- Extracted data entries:
»»
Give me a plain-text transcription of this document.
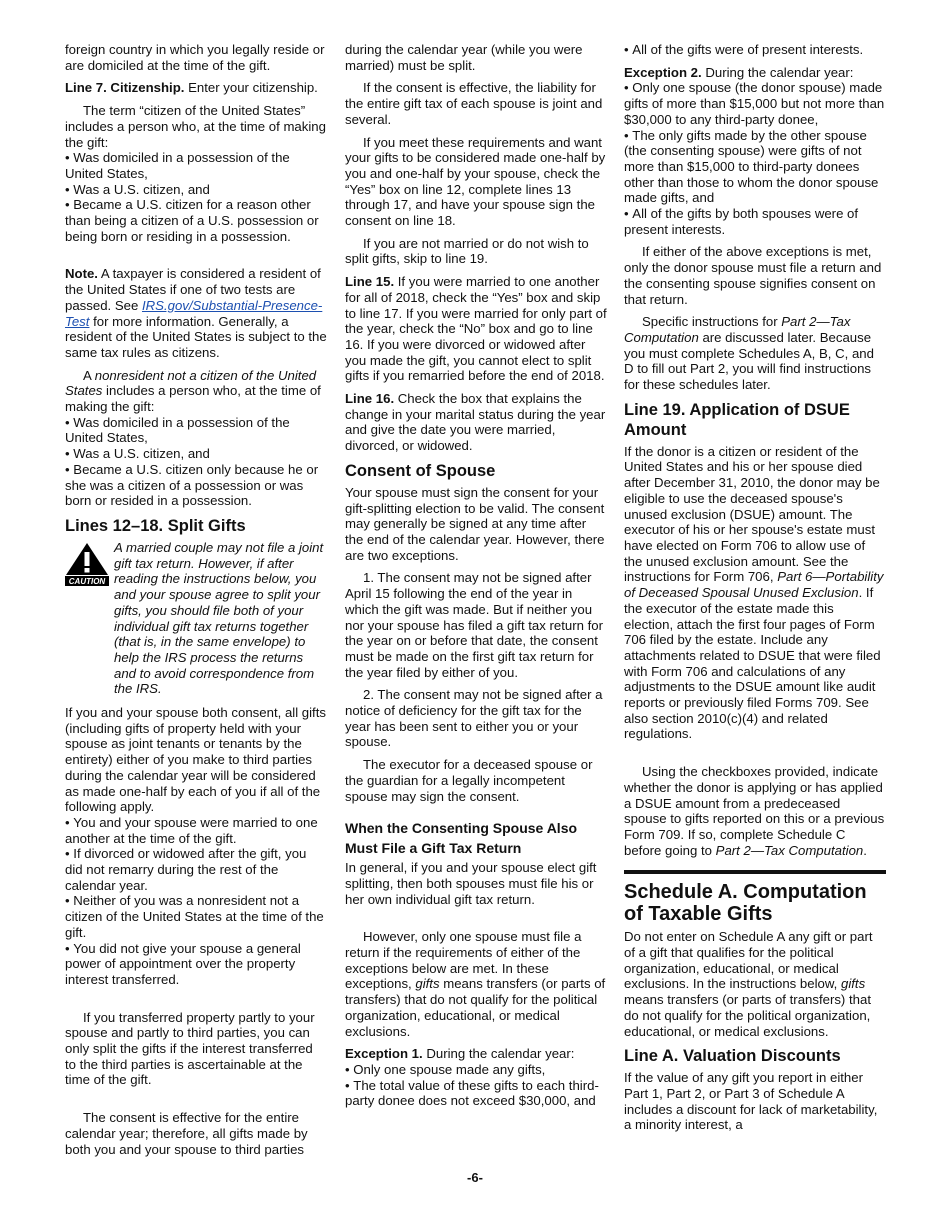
foreign country in which you legally reside or are domiciled at the time of the gift.

Line 7. Citizenship. Enter your citizenship.

The term “citizen of the United States” includes a person who, at the time of making the gift:

• Was domiciled in a possession of the United States,

• Was a U.S. citizen, and

• Became a U.S. citizen for a reason other than being a citizen of a U.S. possession or being born or residing in a possession.

Note. A taxpayer is considered a resident of the United States if one of two tests are passed. See IRS.gov/Substantial-Presence-Test for more information. Generally, a resident of the United States is subject to the same tax rules as citizens.

A nonresident not a citizen of the United States includes a person who, at the time of making the gift:

• Was domiciled in a possession of the United States,

• Was a U.S. citizen, and

• Became a U.S. citizen only because he or she was a citizen of a possession or was born or resided in a possession.

Lines 12–18. Split Gifts
CAUTION
A married couple may not file a joint gift tax return. However, if after reading the instructions below, you and your spouse agree to split your gifts, you should file both of your individual gift tax returns together (that is, in the same envelope) to help the IRS process the returns and to avoid correspondence from the IRS.

If you and your spouse both consent, all gifts (including gifts of property held with your spouse as joint tenants or tenants by the entirety) either of you make to third parties during the calendar year will be considered as made one-half by each of you if all of the following apply.

• You and your spouse were married to one another at the time of the gift.

• If divorced or widowed after the gift, you did not remarry during the rest of the calendar year.

• Neither of you was a nonresident not a citizen of the United States at the time of the gift.

• You did not give your spouse a general power of appointment over the property interest transferred.

If you transferred property partly to your spouse and partly to third parties, you can only split the gifts if the interest transferred to the third parties is ascertainable at the time of the gift.

The consent is effective for the entire calendar year; therefore, all gifts made by both you and your spouse to third parties

during the calendar year (while you were married) must be split.

If the consent is effective, the liability for the entire gift tax of each spouse is joint and several.

If you meet these requirements and want your gifts to be considered made one-half by you and one-half by your spouse, check the “Yes” box on line 12, complete lines 13 through 17, and have your spouse sign the consent on line 18.

If you are not married or do not wish to split gifts, skip to line 19.

Line 15. If you were married to one another for all of 2018, check the “Yes” box and skip to line 17. If you were married for only part of the year, check the “No” box and go to line 16. If you were divorced or widowed after you made the gift, you cannot elect to split gifts if you remarried before the end of 2018.

Line 16. Check the box that explains the change in your marital status during the year and give the date you were married, divorced, or widowed.

Consent of Spouse

Your spouse must sign the consent for your gift-splitting election to be valid. The consent may generally be signed at any time after the end of the calendar year. However, there are two exceptions.

1. The consent may not be signed after April 15 following the end of the year in which the gift was made. But if neither you nor your spouse has filed a gift tax return for the year on or before that date, the consent must be made on the first gift tax return for the year filed by either of you.

2. The consent may not be signed after a notice of deficiency for the gift tax for the year has been sent to either you or your spouse.

The executor for a deceased spouse or the guardian for a legally incompetent spouse may sign the consent.

When the Consenting Spouse Also Must File a Gift Tax Return

In general, if you and your spouse elect gift splitting, then both spouses must file his or her own individual gift tax return.

However, only one spouse must file a return if the requirements of either of the exceptions below are met. In these exceptions, gifts means transfers (or parts of transfers) that do not qualify for the political organization, educational, or medical exclusions.

Exception 1. During the calendar year:

• Only one spouse made any gifts,

• The total value of these gifts to each third-party donee does not exceed $30,000, and

• All of the gifts were of present interests.

Exception 2. During the calendar year:

• Only one spouse (the donor spouse) made gifts of more than $15,000 but not more than $30,000 to any third-party donee,

• The only gifts made by the other spouse (the consenting spouse) were gifts of not more than $15,000 to third-party donees other than those to whom the donor spouse made gifts, and

• All of the gifts by both spouses were of present interests.

If either of the above exceptions is met, only the donor spouse must file a return and the consenting spouse signifies consent on that return.

Specific instructions for Part 2—Tax Computation are discussed later. Because you must complete Schedules A, B, C, and D to fill out Part 2, you will find instructions for these schedules later.

Line 19. Application of DSUE Amount

If the donor is a citizen or resident of the United States and his or her spouse died after December 31, 2010, the donor may be eligible to use the deceased spouse's unused exclusion (DSUE) amount. The executor of his or her spouse's estate must have elected on Form 706 to allow use of the unused exclusion amount. See the instructions for Form 706, Part 6—Portability of Deceased Spousal Unused Exclusion. If the executor of the estate made this election, attach the first four pages of Form 706 filed by the estate. Include any attachments related to DSUE that were filed with Form 706 and calculations of any adjustments to the DSUE amount like audit reports or previously filed Forms 709. See also section 2010(c)(4) and related regulations.

Using the checkboxes provided, indicate whether the donor is applying or has applied a DSUE amount from a predeceased spouse to gifts reported on this or a previous Form 709. If so, complete Schedule C before going to Part 2—Tax Computation.

Schedule A. Computation of Taxable Gifts

Do not enter on Schedule A any gift or part of a gift that qualifies for the political organization, educational, or medical exclusions. In the instructions below, gifts means transfers (or parts of transfers) that do not qualify for the political organization, educational, or medical exclusions.

Line A. Valuation Discounts

If the value of any gift you report in either Part 1, Part 2, or Part 3 of Schedule A includes a discount for lack of marketability, a minority interest, a

-6-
««
Can the entries above be repeated exactly, without their pictures?

- Answer to the exercise:
Give me a plain-text transcription of this document.
foreign country in which you legally reside or are domiciled at the time of the gift.

Line 7. Citizenship. Enter your citizenship.

The term “citizen of the United States” includes a person who, at the time of making the gift:

• Was domiciled in a possession of the United States,

• Was a U.S. citizen, and

• Became a U.S. citizen for a reason other than being a citizen of a U.S. possession or being born or residing in a possession.

Note. A taxpayer is considered a resident of the United States if one of two tests are passed. See IRS.gov/Substantial-Presence-Test for more information. Generally, a resident of the United States is subject to the same tax rules as citizens.

A nonresident not a citizen of the United States includes a person who, at the time of making the gift:

• Was domiciled in a possession of the United States,

• Was a U.S. citizen, and

• Became a U.S. citizen only because he or she was a citizen of a possession or was born or resided in a possession.

Lines 12–18. Split Gifts
CAUTION
A married couple may not file a joint gift tax return. However, if after reading the instructions below, you and your spouse agree to split your gifts, you should file both of your individual gift tax returns together (that is, in the same envelope) to help the IRS process the returns and to avoid correspondence from the IRS.

If you and your spouse both consent, all gifts (including gifts of property held with your spouse as joint tenants or tenants by the entirety) either of you make to third parties during the calendar year will be considered as made one-half by each of you if all of the following apply.

• You and your spouse were married to one another at the time of the gift.

• If divorced or widowed after the gift, you did not remarry during the rest of the calendar year.

• Neither of you was a nonresident not a citizen of the United States at the time of the gift.

• You did not give your spouse a general power of appointment over the property interest transferred.

If you transferred property partly to your spouse and partly to third parties, you can only split the gifts if the interest transferred to the third parties is ascertainable at the time of the gift.

The consent is effective for the entire calendar year; therefore, all gifts made by both you and your spouse to third parties

during the calendar year (while you were married) must be split.

If the consent is effective, the liability for the entire gift tax of each spouse is joint and several.

If you meet these requirements and want your gifts to be considered made one-half by you and one-half by your spouse, check the “Yes” box on line 12, complete lines 13 through 17, and have your spouse sign the consent on line 18.

If you are not married or do not wish to split gifts, skip to line 19.

Line 15. If you were married to one another for all of 2018, check the “Yes” box and skip to line 17. If you were married for only part of the year, check the “No” box and go to line 16. If you were divorced or widowed after you made the gift, you cannot elect to split gifts if you remarried before the end of 2018.

Line 16. Check the box that explains the change in your marital status during the year and give the date you were married, divorced, or widowed.

Consent of Spouse

Your spouse must sign the consent for your gift-splitting election to be valid. The consent may generally be signed at any time after the end of the calendar year. However, there are two exceptions.

1. The consent may not be signed after April 15 following the end of the year in which the gift was made. But if neither you nor your spouse has filed a gift tax return for the year on or before that date, the consent must be made on the first gift tax return for the year filed by either of you.

2. The consent may not be signed after a notice of deficiency for the gift tax for the year has been sent to either you or your spouse.

The executor for a deceased spouse or the guardian for a legally incompetent spouse may sign the consent.

When the Consenting Spouse Also Must File a Gift Tax Return

In general, if you and your spouse elect gift splitting, then both spouses must file his or her own individual gift tax return.

However, only one spouse must file a return if the requirements of either of the exceptions below are met. In these exceptions, gifts means transfers (or parts of transfers) that do not qualify for the political organization, educational, or medical exclusions.

Exception 1. During the calendar year:

• Only one spouse made any gifts,

• The total value of these gifts to each third-party donee does not exceed $30,000, and

• All of the gifts were of present interests.

Exception 2. During the calendar year:

• Only one spouse (the donor spouse) made gifts of more than $15,000 but not more than $30,000 to any third-party donee,

• The only gifts made by the other spouse (the consenting spouse) were gifts of not more than $15,000 to third-party donees other than those to whom the donor spouse made gifts, and

• All of the gifts by both spouses were of present interests.

If either of the above exceptions is met, only the donor spouse must file a return and the consenting spouse signifies consent on that return.

Specific instructions for Part 2—Tax Computation are discussed later. Because you must complete Schedules A, B, C, and D to fill out Part 2, you will find instructions for these schedules later.

Line 19. Application of DSUE Amount

If the donor is a citizen or resident of the United States and his or her spouse died after December 31, 2010, the donor may be eligible to use the deceased spouse's unused exclusion (DSUE) amount. The executor of his or her spouse's estate must have elected on Form 706 to allow use of the unused exclusion amount. See the instructions for Form 706, Part 6—Portability of Deceased Spousal Unused Exclusion. If the executor of the estate made this election, attach the first four pages of Form 706 filed by the estate. Include any attachments related to DSUE that were filed with Form 706 and calculations of any adjustments to the DSUE amount like audit reports or previously filed Forms 709. See also section 2010(c)(4) and related regulations.

Using the checkboxes provided, indicate whether the donor is applying or has applied a DSUE amount from a predeceased spouse to gifts reported on this or a previous Form 709. If so, complete Schedule C before going to Part 2—Tax Computation.

Schedule A. Computation of Taxable Gifts

Do not enter on Schedule A any gift or part of a gift that qualifies for the political organization, educational, or medical exclusions. In the instructions below, gifts means transfers (or parts of transfers) that do not qualify for the political organization, educational, or medical exclusions.

Line A. Valuation Discounts

If the value of any gift you report in either Part 1, Part 2, or Part 3 of Schedule A includes a discount for lack of marketability, a minority interest, a

-6-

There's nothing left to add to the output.